[Some records]

>> start

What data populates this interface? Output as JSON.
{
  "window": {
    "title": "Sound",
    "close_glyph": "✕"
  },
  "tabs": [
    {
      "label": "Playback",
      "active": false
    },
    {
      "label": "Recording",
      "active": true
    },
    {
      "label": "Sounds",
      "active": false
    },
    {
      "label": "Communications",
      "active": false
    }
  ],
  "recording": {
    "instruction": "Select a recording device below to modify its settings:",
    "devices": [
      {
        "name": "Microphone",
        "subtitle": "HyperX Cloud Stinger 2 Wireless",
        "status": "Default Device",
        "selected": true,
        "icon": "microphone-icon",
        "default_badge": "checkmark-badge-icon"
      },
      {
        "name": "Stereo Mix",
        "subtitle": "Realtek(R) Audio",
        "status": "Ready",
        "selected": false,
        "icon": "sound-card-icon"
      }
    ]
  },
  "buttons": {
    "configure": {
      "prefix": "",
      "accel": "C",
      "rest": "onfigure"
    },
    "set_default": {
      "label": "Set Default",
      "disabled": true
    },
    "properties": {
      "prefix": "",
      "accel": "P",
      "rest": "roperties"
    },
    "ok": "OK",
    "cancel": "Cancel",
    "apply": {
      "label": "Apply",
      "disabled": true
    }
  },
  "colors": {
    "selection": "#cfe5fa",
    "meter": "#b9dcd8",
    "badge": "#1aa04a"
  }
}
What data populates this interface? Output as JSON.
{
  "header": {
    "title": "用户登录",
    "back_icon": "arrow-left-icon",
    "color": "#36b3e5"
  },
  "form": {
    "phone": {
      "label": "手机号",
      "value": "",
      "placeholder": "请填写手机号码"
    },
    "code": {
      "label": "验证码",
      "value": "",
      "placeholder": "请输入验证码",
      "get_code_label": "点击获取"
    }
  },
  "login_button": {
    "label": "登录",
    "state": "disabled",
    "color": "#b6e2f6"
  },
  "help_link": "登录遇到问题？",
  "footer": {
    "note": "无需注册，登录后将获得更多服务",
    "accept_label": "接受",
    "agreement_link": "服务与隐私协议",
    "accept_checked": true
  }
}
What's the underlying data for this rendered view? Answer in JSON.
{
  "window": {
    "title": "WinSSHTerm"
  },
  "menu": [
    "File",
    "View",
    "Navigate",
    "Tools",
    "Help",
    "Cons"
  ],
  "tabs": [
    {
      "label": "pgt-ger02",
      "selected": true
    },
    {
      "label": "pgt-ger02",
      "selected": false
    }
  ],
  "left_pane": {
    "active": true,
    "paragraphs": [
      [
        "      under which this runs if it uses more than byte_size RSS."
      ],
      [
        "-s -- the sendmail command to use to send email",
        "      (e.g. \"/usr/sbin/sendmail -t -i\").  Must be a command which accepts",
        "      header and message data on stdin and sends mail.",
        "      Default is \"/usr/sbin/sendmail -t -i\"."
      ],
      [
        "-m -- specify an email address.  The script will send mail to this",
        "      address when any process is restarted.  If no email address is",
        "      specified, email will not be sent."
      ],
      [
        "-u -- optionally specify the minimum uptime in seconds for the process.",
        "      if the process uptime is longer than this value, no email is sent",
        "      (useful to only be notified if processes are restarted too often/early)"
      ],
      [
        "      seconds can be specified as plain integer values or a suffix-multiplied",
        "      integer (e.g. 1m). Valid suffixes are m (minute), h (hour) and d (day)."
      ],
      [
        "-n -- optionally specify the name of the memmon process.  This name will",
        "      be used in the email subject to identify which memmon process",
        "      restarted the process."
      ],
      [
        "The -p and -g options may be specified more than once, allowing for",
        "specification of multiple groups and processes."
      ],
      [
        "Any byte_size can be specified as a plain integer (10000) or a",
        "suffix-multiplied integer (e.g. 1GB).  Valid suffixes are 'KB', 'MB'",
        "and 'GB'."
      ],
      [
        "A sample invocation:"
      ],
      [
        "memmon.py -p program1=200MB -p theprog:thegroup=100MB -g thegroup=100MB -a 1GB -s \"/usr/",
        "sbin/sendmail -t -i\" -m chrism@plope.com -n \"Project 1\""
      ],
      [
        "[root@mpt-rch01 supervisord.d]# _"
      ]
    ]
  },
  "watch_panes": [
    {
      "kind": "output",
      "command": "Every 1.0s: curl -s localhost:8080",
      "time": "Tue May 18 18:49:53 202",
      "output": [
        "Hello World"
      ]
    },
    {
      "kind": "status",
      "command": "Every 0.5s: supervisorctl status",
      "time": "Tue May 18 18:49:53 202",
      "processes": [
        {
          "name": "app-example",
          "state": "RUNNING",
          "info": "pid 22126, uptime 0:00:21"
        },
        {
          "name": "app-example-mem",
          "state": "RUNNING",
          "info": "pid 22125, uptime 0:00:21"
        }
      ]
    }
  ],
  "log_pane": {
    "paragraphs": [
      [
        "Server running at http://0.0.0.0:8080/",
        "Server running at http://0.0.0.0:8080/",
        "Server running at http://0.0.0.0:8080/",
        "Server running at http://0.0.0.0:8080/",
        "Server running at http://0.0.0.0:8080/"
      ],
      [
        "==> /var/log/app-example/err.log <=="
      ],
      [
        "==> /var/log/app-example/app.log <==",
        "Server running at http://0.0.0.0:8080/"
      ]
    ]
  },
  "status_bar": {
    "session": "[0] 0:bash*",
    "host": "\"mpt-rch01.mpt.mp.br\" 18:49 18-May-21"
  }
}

>> end

• TASK GOAL: Could you reproduce every record above exactly as it appears?

• SOLUTION TO THIS PROBLEM:
What data populates this interface? Output as JSON.
{
  "window": {
    "title": "Sound",
    "close_glyph": "✕"
  },
  "tabs": [
    {
      "label": "Playback",
      "active": false
    },
    {
      "label": "Recording",
      "active": true
    },
    {
      "label": "Sounds",
      "active": false
    },
    {
      "label": "Communications",
      "active": false
    }
  ],
  "recording": {
    "instruction": "Select a recording device below to modify its settings:",
    "devices": [
      {
        "name": "Microphone",
        "subtitle": "HyperX Cloud Stinger 2 Wireless",
        "status": "Default Device",
        "selected": true,
        "icon": "microphone-icon",
        "default_badge": "checkmark-badge-icon"
      },
      {
        "name": "Stereo Mix",
        "subtitle": "Realtek(R) Audio",
        "status": "Ready",
        "selected": false,
        "icon": "sound-card-icon"
      }
    ]
  },
  "buttons": {
    "configure": {
      "prefix": "",
      "accel": "C",
      "rest": "onfigure"
    },
    "set_default": {
      "label": "Set Default",
      "disabled": true
    },
    "properties": {
      "prefix": "",
      "accel": "P",
      "rest": "roperties"
    },
    "ok": "OK",
    "cancel": "Cancel",
    "apply": {
      "label": "Apply",
      "disabled": true
    }
  },
  "colors": {
    "selection": "#cfe5fa",
    "meter": "#b9dcd8",
    "badge": "#1aa04a"
  }
}
What data populates this interface? Output as JSON.
{
  "header": {
    "title": "用户登录",
    "back_icon": "arrow-left-icon",
    "color": "#36b3e5"
  },
  "form": {
    "phone": {
      "label": "手机号",
      "value": "",
      "placeholder": "请填写手机号码"
    },
    "code": {
      "label": "验证码",
      "value": "",
      "placeholder": "请输入验证码",
      "get_code_label": "点击获取"
    }
  },
  "login_button": {
    "label": "登录",
    "state": "disabled",
    "color": "#b6e2f6"
  },
  "help_link": "登录遇到问题？",
  "footer": {
    "note": "无需注册，登录后将获得更多服务",
    "accept_label": "接受",
    "agreement_link": "服务与隐私协议",
    "accept_checked": true
  }
}
What's the underlying data for this rendered view? Answer in JSON.
{
  "window": {
    "title": "WinSSHTerm"
  },
  "menu": [
    "File",
    "View",
    "Navigate",
    "Tools",
    "Help",
    "Cons"
  ],
  "tabs": [
    {
      "label": "pgt-ger02",
      "selected": true
    },
    {
      "label": "pgt-ger02",
      "selected": false
    }
  ],
  "left_pane": {
    "active": true,
    "paragraphs": [
      [
        "      under which this runs if it uses more than byte_size RSS."
      ],
      [
        "-s -- the sendmail command to use to send email",
        "      (e.g. \"/usr/sbin/sendmail -t -i\").  Must be a command which accepts",
        "      header and message data on stdin and sends mail.",
        "      Default is \"/usr/sbin/sendmail -t -i\"."
      ],
      [
        "-m -- specify an email address.  The script will send mail to this",
        "      address when any process is restarted.  If no email address is",
        "      specified, email will not be sent."
      ],
      [
        "-u -- optionally specify the minimum uptime in seconds for the process.",
        "      if the process uptime is longer than this value, no email is sent",
        "      (useful to only be notified if processes are restarted too often/early)"
      ],
      [
        "      seconds can be specified as plain integer values or a suffix-multiplied",
        "      integer (e.g. 1m). Valid suffixes are m (minute), h (hour) and d (day)."
      ],
      [
        "-n -- optionally specify the name of the memmon process.  This name will",
        "      be used in the email subject to identify which memmon process",
        "      restarted the process."
      ],
      [
        "The -p and -g options may be specified more than once, allowing for",
        "specification of multiple groups and processes."
      ],
      [
        "Any byte_size can be specified as a plain integer (10000) or a",
        "suffix-multiplied integer (e.g. 1GB).  Valid suffixes are 'KB', 'MB'",
        "and 'GB'."
      ],
      [
        "A sample invocation:"
      ],
      [
        "memmon.py -p program1=200MB -p theprog:thegroup=100MB -g thegroup=100MB -a 1GB -s \"/usr/",
        "sbin/sendmail -t -i\" -m chrism@plope.com -n \"Project 1\""
      ],
      [
        "[root@mpt-rch01 supervisord.d]# _"
      ]
    ]
  },
  "watch_panes": [
    {
      "kind": "output",
      "command": "Every 1.0s: curl -s localhost:8080",
      "time": "Tue May 18 18:49:53 202",
      "output": [
        "Hello World"
      ]
    },
    {
      "kind": "status",
      "command": "Every 0.5s: supervisorctl status",
      "time": "Tue May 18 18:49:53 202",
      "processes": [
        {
          "name": "app-example",
          "state": "RUNNING",
          "info": "pid 22126, uptime 0:00:21"
        },
        {
          "name": "app-example-mem",
          "state": "RUNNING",
          "info": "pid 22125, uptime 0:00:21"
        }
      ]
    }
  ],
  "log_pane": {
    "paragraphs": [
      [
        "Server running at http://0.0.0.0:8080/",
        "Server running at http://0.0.0.0:8080/",
        "Server running at http://0.0.0.0:8080/",
        "Server running at http://0.0.0.0:8080/",
        "Server running at http://0.0.0.0:8080/"
      ],
      [
        "==> /var/log/app-example/err.log <=="
      ],
      [
        "==> /var/log/app-example/app.log <==",
        "Server running at http://0.0.0.0:8080/"
      ]
    ]
  },
  "status_bar": {
    "session": "[0] 0:bash*",
    "host": "\"mpt-rch01.mpt.mp.br\" 18:49 18-May-21"
  }
}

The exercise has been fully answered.